## EXERCISE DIRECTIONS:
Without changing a character, return the entries, but not the images they hold.

** Begin **

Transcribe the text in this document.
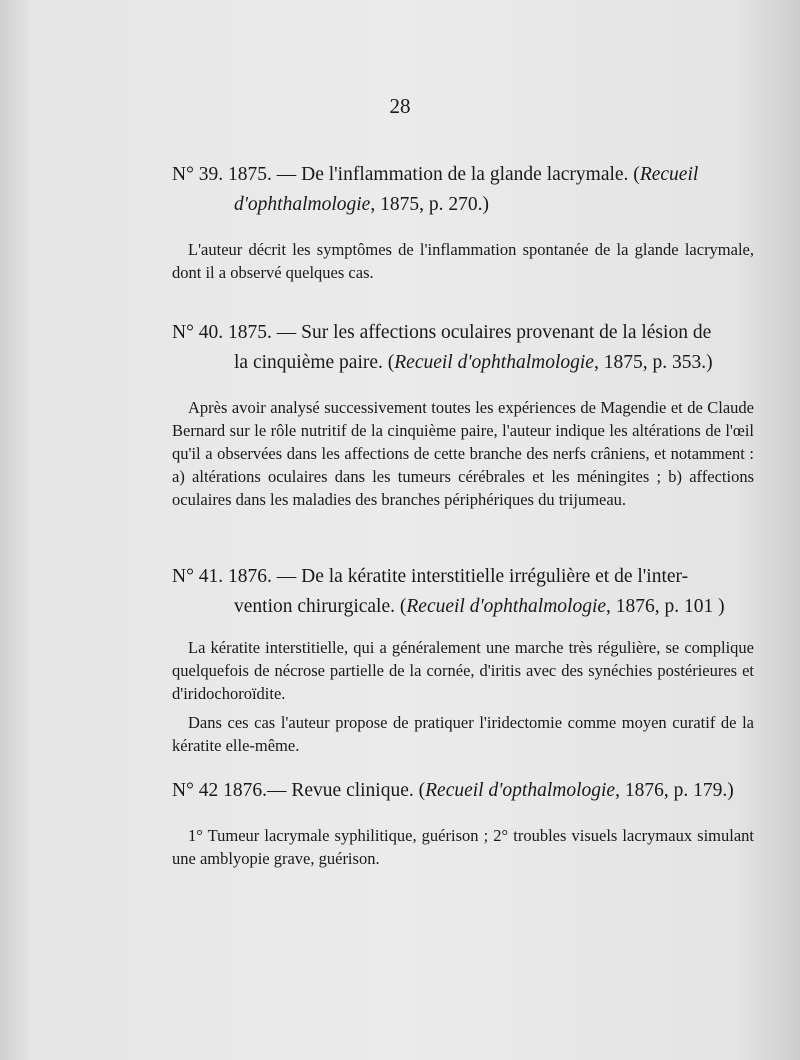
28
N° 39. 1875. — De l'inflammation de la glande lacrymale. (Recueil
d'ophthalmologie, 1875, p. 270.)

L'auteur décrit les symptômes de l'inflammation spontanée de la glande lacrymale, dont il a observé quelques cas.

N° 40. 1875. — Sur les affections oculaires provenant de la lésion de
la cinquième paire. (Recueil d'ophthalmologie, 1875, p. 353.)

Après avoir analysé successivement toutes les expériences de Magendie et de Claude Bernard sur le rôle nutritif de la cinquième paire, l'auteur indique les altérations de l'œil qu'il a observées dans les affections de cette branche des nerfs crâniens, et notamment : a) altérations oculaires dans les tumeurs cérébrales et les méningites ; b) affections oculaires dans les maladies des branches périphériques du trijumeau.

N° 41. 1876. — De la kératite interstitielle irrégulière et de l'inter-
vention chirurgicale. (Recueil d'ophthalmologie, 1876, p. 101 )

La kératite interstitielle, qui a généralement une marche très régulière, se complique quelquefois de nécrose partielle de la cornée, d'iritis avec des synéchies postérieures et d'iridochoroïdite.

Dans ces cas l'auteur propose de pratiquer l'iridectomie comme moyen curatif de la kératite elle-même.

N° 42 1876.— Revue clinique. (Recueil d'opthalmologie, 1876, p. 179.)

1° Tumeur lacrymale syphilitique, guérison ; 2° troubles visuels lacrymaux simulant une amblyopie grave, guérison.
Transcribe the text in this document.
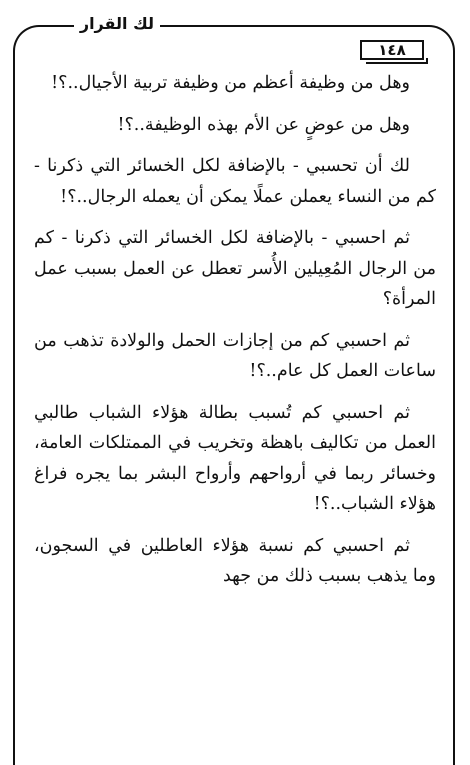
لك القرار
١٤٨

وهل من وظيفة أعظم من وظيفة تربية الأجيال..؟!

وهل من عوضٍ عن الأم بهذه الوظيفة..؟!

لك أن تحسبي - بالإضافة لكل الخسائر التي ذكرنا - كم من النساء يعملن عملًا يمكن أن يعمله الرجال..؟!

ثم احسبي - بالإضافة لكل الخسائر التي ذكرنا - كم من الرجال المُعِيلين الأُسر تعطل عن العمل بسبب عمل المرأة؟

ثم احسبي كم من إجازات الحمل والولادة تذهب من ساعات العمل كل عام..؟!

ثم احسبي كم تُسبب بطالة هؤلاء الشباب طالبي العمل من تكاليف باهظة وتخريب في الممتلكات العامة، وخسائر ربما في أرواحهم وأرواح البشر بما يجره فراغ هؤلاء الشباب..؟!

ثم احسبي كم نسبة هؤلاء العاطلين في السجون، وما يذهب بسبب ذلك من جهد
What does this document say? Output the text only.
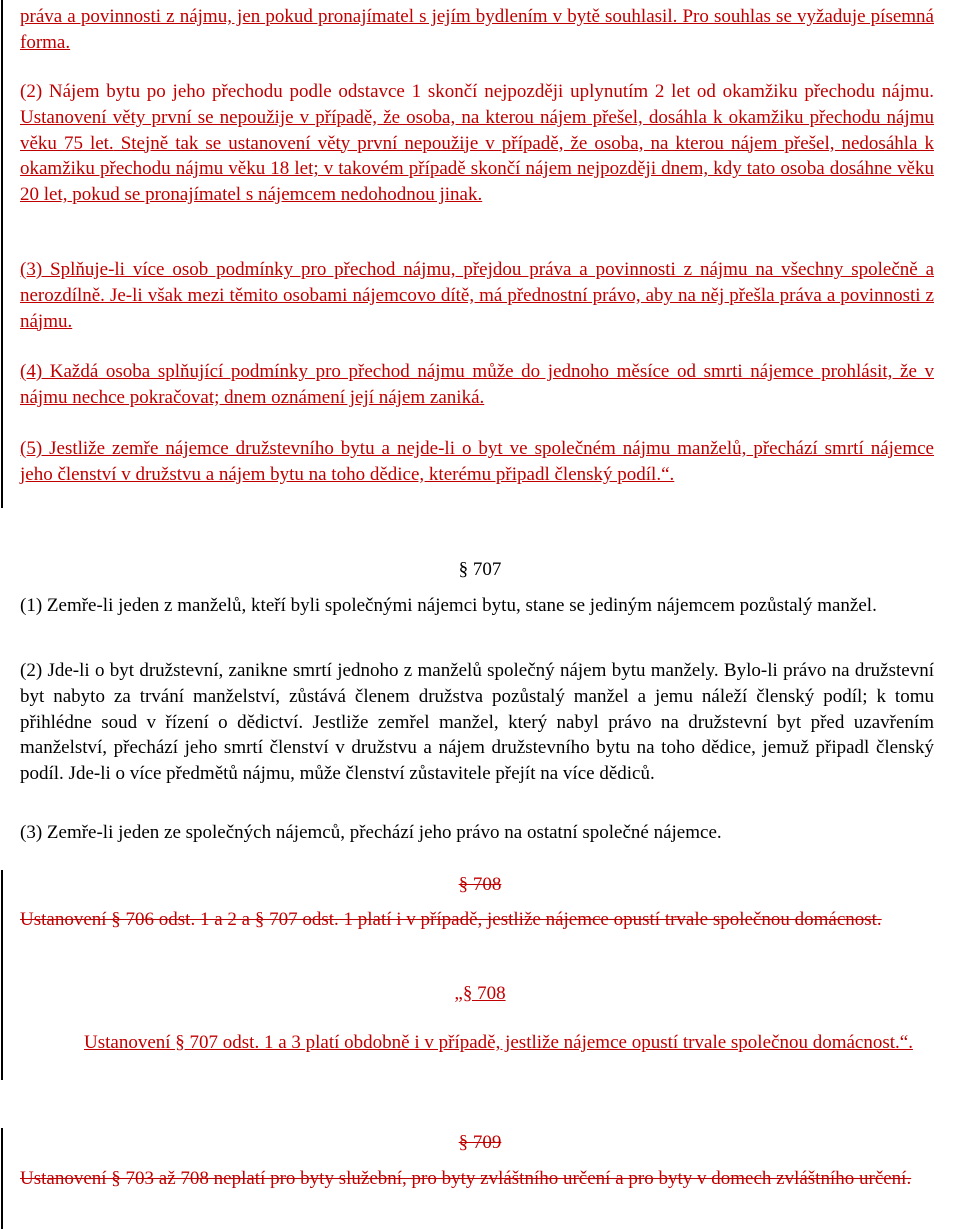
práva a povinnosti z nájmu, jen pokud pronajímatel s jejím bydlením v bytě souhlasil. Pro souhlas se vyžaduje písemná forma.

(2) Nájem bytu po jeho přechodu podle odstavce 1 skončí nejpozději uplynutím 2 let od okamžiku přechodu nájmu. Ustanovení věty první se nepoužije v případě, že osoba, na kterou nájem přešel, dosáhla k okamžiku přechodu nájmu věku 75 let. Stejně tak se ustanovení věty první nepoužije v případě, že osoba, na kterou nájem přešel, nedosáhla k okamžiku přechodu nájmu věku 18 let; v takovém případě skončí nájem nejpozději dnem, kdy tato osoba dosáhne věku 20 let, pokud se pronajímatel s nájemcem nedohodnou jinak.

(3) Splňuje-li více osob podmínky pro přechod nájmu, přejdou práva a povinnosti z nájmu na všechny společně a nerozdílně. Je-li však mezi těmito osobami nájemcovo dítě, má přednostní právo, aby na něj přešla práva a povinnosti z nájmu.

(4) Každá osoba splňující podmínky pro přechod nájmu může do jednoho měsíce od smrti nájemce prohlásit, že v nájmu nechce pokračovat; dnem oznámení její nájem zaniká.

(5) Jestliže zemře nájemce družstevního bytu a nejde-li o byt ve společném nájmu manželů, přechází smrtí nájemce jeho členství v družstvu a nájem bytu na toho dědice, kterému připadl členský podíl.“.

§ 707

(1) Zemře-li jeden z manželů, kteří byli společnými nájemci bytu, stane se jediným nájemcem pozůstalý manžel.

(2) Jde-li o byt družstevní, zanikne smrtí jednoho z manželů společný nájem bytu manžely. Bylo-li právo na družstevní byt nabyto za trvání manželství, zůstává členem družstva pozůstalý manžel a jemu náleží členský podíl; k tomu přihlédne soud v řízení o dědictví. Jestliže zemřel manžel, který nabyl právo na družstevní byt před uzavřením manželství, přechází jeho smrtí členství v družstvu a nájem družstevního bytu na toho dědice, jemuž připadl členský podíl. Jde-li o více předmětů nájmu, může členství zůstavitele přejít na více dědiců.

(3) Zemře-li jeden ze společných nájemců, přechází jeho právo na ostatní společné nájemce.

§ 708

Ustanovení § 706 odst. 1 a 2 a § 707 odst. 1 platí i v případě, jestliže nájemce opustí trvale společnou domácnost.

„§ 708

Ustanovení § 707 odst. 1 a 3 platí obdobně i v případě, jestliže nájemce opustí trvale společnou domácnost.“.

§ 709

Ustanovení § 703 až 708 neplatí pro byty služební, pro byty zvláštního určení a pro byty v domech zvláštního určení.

** End **

## EXERCISE OUTPUT:
Transcribe the text in this document.
28
N° 39. 1875. — De l'inflammation de la glande lacrymale. (Recueil
d'ophthalmologie, 1875, p. 270.)

L'auteur décrit les symptômes de l'inflammation spontanée de la glande lacrymale, dont il a observé quelques cas.

N° 40. 1875. — Sur les affections oculaires provenant de la lésion de
la cinquième paire. (Recueil d'ophthalmologie, 1875, p. 353.)

Après avoir analysé successivement toutes les expériences de Magendie et de Claude Bernard sur le rôle nutritif de la cinquième paire, l'auteur indique les altérations de l'œil qu'il a observées dans les affections de cette branche des nerfs crâniens, et notamment : a) altérations oculaires dans les tumeurs cérébrales et les méningites ; b) affections oculaires dans les maladies des branches périphériques du trijumeau.

N° 41. 1876. — De la kératite interstitielle irrégulière et de l'inter-
vention chirurgicale. (Recueil d'ophthalmologie, 1876, p. 101 )

La kératite interstitielle, qui a généralement une marche très régulière, se complique quelquefois de nécrose partielle de la cornée, d'iritis avec des synéchies postérieures et d'iridochoroïdite.

Dans ces cas l'auteur propose de pratiquer l'iridectomie comme moyen curatif de la kératite elle-même.

N° 42 1876.— Revue clinique. (Recueil d'opthalmologie, 1876, p. 179.)

1° Tumeur lacrymale syphilitique, guérison ; 2° troubles visuels lacrymaux simulant une amblyopie grave, guérison.
Transcribe the text in this document.
لك القرار
١٤٨

وهل من وظيفة أعظم من وظيفة تربية الأجيال..؟!

وهل من عوضٍ عن الأم بهذه الوظيفة..؟!

لك أن تحسبي - بالإضافة لكل الخسائر التي ذكرنا - كم من النساء يعملن عملًا يمكن أن يعمله الرجال..؟!

ثم احسبي - بالإضافة لكل الخسائر التي ذكرنا - كم من الرجال المُعِيلين الأُسر تعطل عن العمل بسبب عمل المرأة؟

ثم احسبي كم من إجازات الحمل والولادة تذهب من ساعات العمل كل عام..؟!

ثم احسبي كم تُسبب بطالة هؤلاء الشباب طالبي العمل من تكاليف باهظة وتخريب في الممتلكات العامة، وخسائر ربما في أرواحهم وأرواح البشر بما يجره فراغ هؤلاء الشباب..؟!

ثم احسبي كم نسبة هؤلاء العاطلين في السجون، وما يذهب بسبب ذلك من جهد
What does this document say? Output the text only.
práva a povinnosti z nájmu, jen pokud pronajímatel s jejím bydlením v bytě souhlasil. Pro souhlas se vyžaduje písemná forma.

(2) Nájem bytu po jeho přechodu podle odstavce 1 skončí nejpozději uplynutím 2 let od okamžiku přechodu nájmu. Ustanovení věty první se nepoužije v případě, že osoba, na kterou nájem přešel, dosáhla k okamžiku přechodu nájmu věku 75 let. Stejně tak se ustanovení věty první nepoužije v případě, že osoba, na kterou nájem přešel, nedosáhla k okamžiku přechodu nájmu věku 18 let; v takovém případě skončí nájem nejpozději dnem, kdy tato osoba dosáhne věku 20 let, pokud se pronajímatel s nájemcem nedohodnou jinak.

(3) Splňuje-li více osob podmínky pro přechod nájmu, přejdou práva a povinnosti z nájmu na všechny společně a nerozdílně. Je-li však mezi těmito osobami nájemcovo dítě, má přednostní právo, aby na něj přešla práva a povinnosti z nájmu.

(4) Každá osoba splňující podmínky pro přechod nájmu může do jednoho měsíce od smrti nájemce prohlásit, že v nájmu nechce pokračovat; dnem oznámení její nájem zaniká.

(5) Jestliže zemře nájemce družstevního bytu a nejde-li o byt ve společném nájmu manželů, přechází smrtí nájemce jeho členství v družstvu a nájem bytu na toho dědice, kterému připadl členský podíl.“.

§ 707

(1) Zemře-li jeden z manželů, kteří byli společnými nájemci bytu, stane se jediným nájemcem pozůstalý manžel.

(2) Jde-li o byt družstevní, zanikne smrtí jednoho z manželů společný nájem bytu manžely. Bylo-li právo na družstevní byt nabyto za trvání manželství, zůstává členem družstva pozůstalý manžel a jemu náleží členský podíl; k tomu přihlédne soud v řízení o dědictví. Jestliže zemřel manžel, který nabyl právo na družstevní byt před uzavřením manželství, přechází jeho smrtí členství v družstvu a nájem družstevního bytu na toho dědice, jemuž připadl členský podíl. Jde-li o více předmětů nájmu, může členství zůstavitele přejít na více dědiců.

(3) Zemře-li jeden ze společných nájemců, přechází jeho právo na ostatní společné nájemce.

§ 708

Ustanovení § 706 odst. 1 a 2 a § 707 odst. 1 platí i v případě, jestliže nájemce opustí trvale společnou domácnost.

„§ 708

Ustanovení § 707 odst. 1 a 3 platí obdobně i v případě, jestliže nájemce opustí trvale společnou domácnost.“.

§ 709

Ustanovení § 703 až 708 neplatí pro byty služební, pro byty zvláštního určení a pro byty v domech zvláštního určení.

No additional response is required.